## AIM OF THE TASK:
Pick out the lines below with "values" and list them.
********
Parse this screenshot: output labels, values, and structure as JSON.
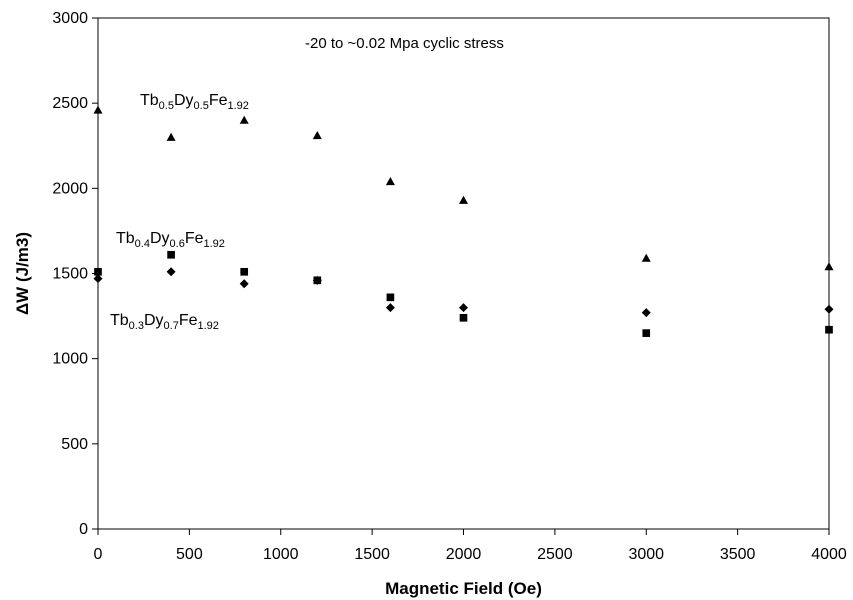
{
  "chart_data": {
    "type": "scatter",
    "title": "",
    "annotation": "-20 to ~0.02 Mpa cyclic stress",
    "xlabel": "Magnetic Field (Oe)",
    "ylabel": "ΔW (J/m3)",
    "xlim": [
      0,
      4000
    ],
    "ylim": [
      0,
      3000
    ],
    "xticks": [
      0,
      500,
      1000,
      1500,
      2000,
      2500,
      3000,
      3500,
      4000
    ],
    "yticks": [
      0,
      500,
      1000,
      1500,
      2000,
      2500,
      3000
    ],
    "grid": false,
    "legend": "none",
    "series": [
      {
        "name": "Tb0.5Dy0.5Fe1.92",
        "label_parts": [
          [
            "Tb",
            ""
          ],
          [
            "0.5",
            "sub"
          ],
          [
            "Dy",
            ""
          ],
          [
            "0.5",
            "sub"
          ],
          [
            "Fe",
            ""
          ],
          [
            "1.92",
            "sub"
          ]
        ],
        "marker": "triangle",
        "x": [
          0,
          400,
          800,
          1200,
          1600,
          2000,
          3000,
          4000
        ],
        "y": [
          2460,
          2300,
          2400,
          2310,
          2040,
          1930,
          1590,
          1540
        ]
      },
      {
        "name": "Tb0.4Dy0.6Fe1.92",
        "label_parts": [
          [
            "Tb",
            ""
          ],
          [
            "0.4",
            "sub"
          ],
          [
            "Dy",
            ""
          ],
          [
            "0.6",
            "sub"
          ],
          [
            "Fe",
            ""
          ],
          [
            "1.92",
            "sub"
          ]
        ],
        "marker": "square",
        "x": [
          0,
          400,
          800,
          1200,
          1600,
          2000,
          3000,
          4000
        ],
        "y": [
          1510,
          1610,
          1510,
          1460,
          1360,
          1240,
          1150,
          1170
        ]
      },
      {
        "name": "Tb0.3Dy0.7Fe1.92",
        "label_parts": [
          [
            "Tb",
            ""
          ],
          [
            "0.3",
            "sub"
          ],
          [
            "Dy",
            ""
          ],
          [
            "0.7",
            "sub"
          ],
          [
            "Fe",
            ""
          ],
          [
            "1.92",
            "sub"
          ]
        ],
        "marker": "diamond",
        "x": [
          0,
          400,
          800,
          1200,
          1600,
          2000,
          3000,
          4000
        ],
        "y": [
          1470,
          1510,
          1440,
          1460,
          1300,
          1300,
          1270,
          1290
        ]
      }
    ]
  }
}
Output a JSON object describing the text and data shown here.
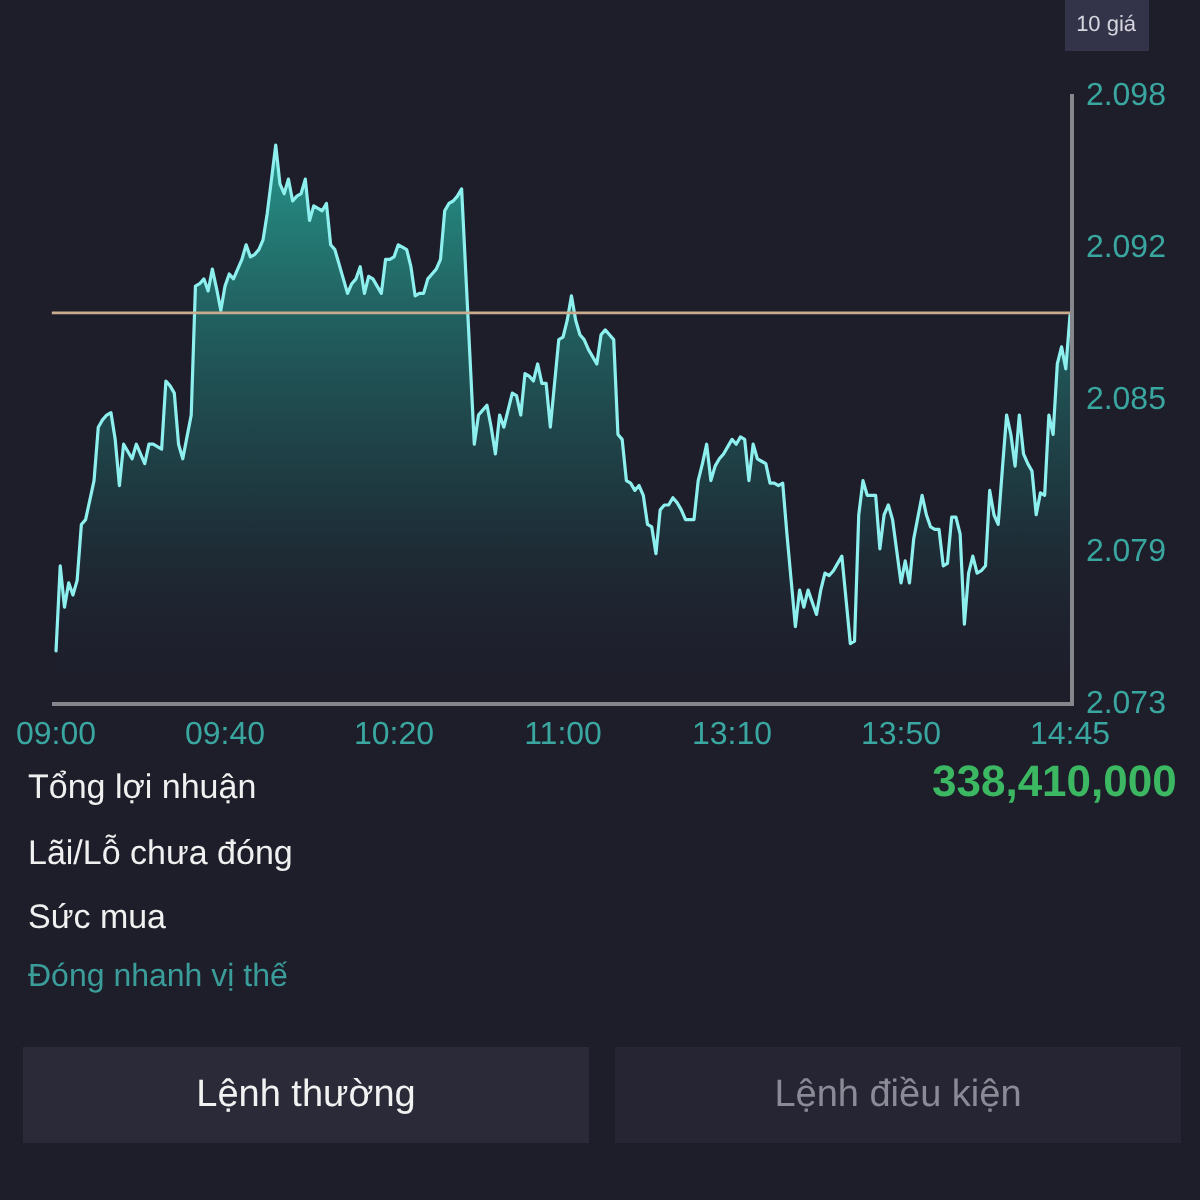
{
  "chart_data": {
    "type": "area",
    "categories": [
      "09:00",
      null,
      null,
      null,
      null,
      null,
      null,
      null,
      null,
      null,
      null,
      null,
      null,
      null,
      null,
      null,
      null,
      null,
      null,
      null,
      null,
      null,
      null,
      null,
      null,
      null,
      null,
      null,
      null,
      null,
      null,
      null,
      null,
      null,
      null,
      null,
      null,
      null,
      null,
      null,
      "09:40",
      null,
      null,
      null,
      null,
      null,
      null,
      null,
      null,
      null,
      null,
      null,
      null,
      null,
      null,
      null,
      null,
      null,
      null,
      null,
      null,
      null,
      null,
      null,
      null,
      null,
      null,
      null,
      null,
      null,
      null,
      null,
      null,
      null,
      null,
      null,
      null,
      null,
      null,
      null,
      "10:20",
      null,
      null,
      null,
      null,
      null,
      null,
      null,
      null,
      null,
      null,
      null,
      null,
      null,
      null,
      null,
      null,
      null,
      null,
      null,
      null,
      null,
      null,
      null,
      null,
      null,
      null,
      null,
      null,
      null,
      null,
      null,
      null,
      null,
      null,
      null,
      null,
      null,
      null,
      null,
      "11:00",
      null,
      null,
      null,
      null,
      null,
      null,
      null,
      null,
      null,
      null,
      null,
      null,
      null,
      null,
      null,
      null,
      null,
      null,
      null,
      null,
      null,
      null,
      null,
      null,
      null,
      null,
      null,
      null,
      null,
      null,
      null,
      null,
      null,
      null,
      null,
      null,
      null,
      null,
      null,
      "13:10",
      null,
      null,
      null,
      null,
      null,
      null,
      null,
      null,
      null,
      null,
      null,
      null,
      null,
      null,
      null,
      null,
      null,
      null,
      null,
      null,
      null,
      null,
      null,
      null,
      null,
      null,
      null,
      null,
      null,
      null,
      null,
      null,
      null,
      null,
      null,
      null,
      null,
      null,
      null,
      "13:50",
      null,
      null,
      null,
      null,
      null,
      null,
      null,
      null,
      null,
      null,
      null,
      null,
      null,
      null,
      null,
      null,
      null,
      null,
      null,
      null,
      null,
      null,
      null,
      null,
      null,
      null,
      null,
      null,
      null,
      null,
      null,
      null,
      null,
      null,
      null,
      null,
      null,
      null,
      null,
      "14:45"
    ],
    "values": [
      2.0751,
      2.0786,
      2.0769,
      2.0779,
      2.0774,
      2.078,
      2.0803,
      2.0805,
      2.0813,
      2.0821,
      2.0843,
      2.0846,
      2.0848,
      2.0849,
      2.0838,
      2.0819,
      2.0836,
      2.0833,
      2.083,
      2.0836,
      2.0832,
      2.0828,
      2.0836,
      2.0836,
      2.0835,
      2.0834,
      2.0862,
      2.086,
      2.0857,
      2.0836,
      2.083,
      2.0839,
      2.0848,
      2.0901,
      2.0902,
      2.0904,
      2.0899,
      2.0908,
      2.09,
      2.0891,
      2.0901,
      2.0906,
      2.0904,
      2.0908,
      2.0912,
      2.0918,
      2.0913,
      2.0914,
      2.0916,
      2.092,
      2.0931,
      2.0945,
      2.0959,
      2.0943,
      2.0939,
      2.0945,
      2.0936,
      2.0938,
      2.0939,
      2.0945,
      2.0928,
      2.0934,
      2.0933,
      2.0932,
      2.0935,
      2.0918,
      2.0916,
      2.091,
      2.0904,
      2.0898,
      2.0902,
      2.0904,
      2.0909,
      2.0898,
      2.0905,
      2.0904,
      2.0901,
      2.0898,
      2.0912,
      2.0912,
      2.0913,
      2.0918,
      2.0917,
      2.0916,
      2.0909,
      2.0897,
      2.0898,
      2.0898,
      2.0904,
      2.0906,
      2.0908,
      2.0912,
      2.0932,
      2.0935,
      2.0936,
      2.0938,
      2.0941,
      2.0906,
      2.0871,
      2.0836,
      2.0848,
      2.085,
      2.0852,
      2.0843,
      2.0832,
      2.0848,
      2.0843,
      2.085,
      2.0857,
      2.0856,
      2.0848,
      2.0865,
      2.0864,
      2.0862,
      2.0869,
      2.0861,
      2.0861,
      2.0843,
      2.0861,
      2.0879,
      2.088,
      2.0887,
      2.0897,
      2.0887,
      2.0881,
      2.0879,
      2.0875,
      2.0872,
      2.0869,
      2.0881,
      2.0883,
      2.0881,
      2.0879,
      2.084,
      2.0838,
      2.0821,
      2.082,
      2.0817,
      2.0819,
      2.0815,
      2.0803,
      2.0802,
      2.0791,
      2.0809,
      2.0811,
      2.0811,
      2.0814,
      2.0812,
      2.0809,
      2.0805,
      2.0805,
      2.0805,
      2.0821,
      2.0828,
      2.0836,
      2.0821,
      2.0827,
      2.083,
      2.0832,
      2.0835,
      2.0838,
      2.0836,
      2.0839,
      2.0838,
      2.0821,
      2.0836,
      2.083,
      2.0829,
      2.0828,
      2.082,
      2.082,
      2.0819,
      2.082,
      2.0799,
      2.078,
      2.0761,
      2.0776,
      2.0769,
      2.0776,
      2.0771,
      2.0766,
      2.0776,
      2.0783,
      2.0782,
      2.0784,
      2.0787,
      2.079,
      2.0772,
      2.0754,
      2.0755,
      2.0807,
      2.0821,
      2.0815,
      2.0815,
      2.0815,
      2.0793,
      2.0807,
      2.0811,
      2.0805,
      2.0792,
      2.0779,
      2.0788,
      2.0779,
      2.0797,
      2.0806,
      2.0815,
      2.0807,
      2.0802,
      2.0801,
      2.0801,
      2.0786,
      2.0787,
      2.0806,
      2.0806,
      2.0799,
      2.0762,
      2.0783,
      2.079,
      2.0783,
      2.0784,
      2.0786,
      2.0817,
      2.0807,
      2.0803,
      2.0826,
      2.0848,
      2.084,
      2.0827,
      2.0848,
      2.0832,
      2.0828,
      2.0825,
      2.0807,
      2.0816,
      2.0815,
      2.0848,
      2.084,
      2.0869,
      2.0876,
      2.0867,
      2.0889
    ],
    "color": "#8ef0ee",
    "ylim": [
      2.073,
      2.098
    ],
    "yticks": [
      2.073,
      {
        "value": 2.07925,
        "label": "2.079"
      },
      {
        "value": 2.0855,
        "label": "2.085"
      },
      {
        "value": 2.09175,
        "label": "2.092"
      },
      2.098
    ],
    "ref_lines": [
      {
        "axis": "y",
        "value": 2.089,
        "color": "#c9ab8e"
      }
    ],
    "annotations": [
      "10 giá",
      "Tổng lợi nhuận",
      "338,410,000",
      "Lãi/Lỗ chưa đóng",
      "Sức mua",
      "Đóng nhanh vị thế",
      "Lệnh thường",
      "Lệnh điều kiện"
    ]
  }
}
********
## ANSWER TO THE PROBLEM:
Parse this screenshot: output labels, values, and structure as JSON.
    "values": [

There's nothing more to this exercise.